**Written instruction**
Exactly reproduce each record listed below.

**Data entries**
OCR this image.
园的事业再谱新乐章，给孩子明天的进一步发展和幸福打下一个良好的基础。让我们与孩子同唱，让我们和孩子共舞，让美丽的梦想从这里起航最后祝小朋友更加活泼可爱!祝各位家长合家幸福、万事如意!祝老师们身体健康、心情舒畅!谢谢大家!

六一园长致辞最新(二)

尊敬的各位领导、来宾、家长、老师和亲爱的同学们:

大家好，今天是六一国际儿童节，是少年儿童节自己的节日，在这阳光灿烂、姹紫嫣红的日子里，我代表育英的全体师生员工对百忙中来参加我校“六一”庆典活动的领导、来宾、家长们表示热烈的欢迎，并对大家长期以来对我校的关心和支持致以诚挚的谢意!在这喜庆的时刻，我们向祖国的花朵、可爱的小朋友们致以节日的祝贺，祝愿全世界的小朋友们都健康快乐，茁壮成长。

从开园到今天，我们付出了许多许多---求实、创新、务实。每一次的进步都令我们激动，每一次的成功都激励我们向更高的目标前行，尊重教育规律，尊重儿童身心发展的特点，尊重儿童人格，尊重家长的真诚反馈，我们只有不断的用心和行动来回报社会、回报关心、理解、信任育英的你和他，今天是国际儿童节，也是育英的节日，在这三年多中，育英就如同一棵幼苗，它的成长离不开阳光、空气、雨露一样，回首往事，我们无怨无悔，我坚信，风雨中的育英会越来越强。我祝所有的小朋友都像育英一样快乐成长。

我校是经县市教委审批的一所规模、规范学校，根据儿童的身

**Exercise response**
OCR this image.
园的事业再谱新乐章，给孩子明天的进一步发展和幸福打下一个良好的基础。让我们与孩子同唱，让我们和孩子共舞，让美丽的梦想从这里起航最后祝小朋友更加活泼可爱!祝各位家长合家幸福、万事如意!祝老师们身体健康、心情舒畅!谢谢大家!

六一园长致辞最新(二)

尊敬的各位领导、来宾、家长、老师和亲爱的同学们:

大家好，今天是六一国际儿童节，是少年儿童节自己的节日，在这阳光灿烂、姹紫嫣红的日子里，我代表育英的全体师生员工对百忙中来参加我校“六一”庆典活动的领导、来宾、家长们表示热烈的欢迎，并对大家长期以来对我校的关心和支持致以诚挚的谢意!在这喜庆的时刻，我们向祖国的花朵、可爱的小朋友们致以节日的祝贺，祝愿全世界的小朋友们都健康快乐，茁壮成长。

从开园到今天，我们付出了许多许多---求实、创新、务实。每一次的进步都令我们激动，每一次的成功都激励我们向更高的目标前行，尊重教育规律，尊重儿童身心发展的特点，尊重儿童人格，尊重家长的真诚反馈，我们只有不断的用心和行动来回报社会、回报关心、理解、信任育英的你和他，今天是国际儿童节，也是育英的节日，在这三年多中，育英就如同一棵幼苗，它的成长离不开阳光、空气、雨露一样，回首往事，我们无怨无悔，我坚信，风雨中的育英会越来越强。我祝所有的小朋友都像育英一样快乐成长。

我校是经县市教委审批的一所规模、规范学校，根据儿童的身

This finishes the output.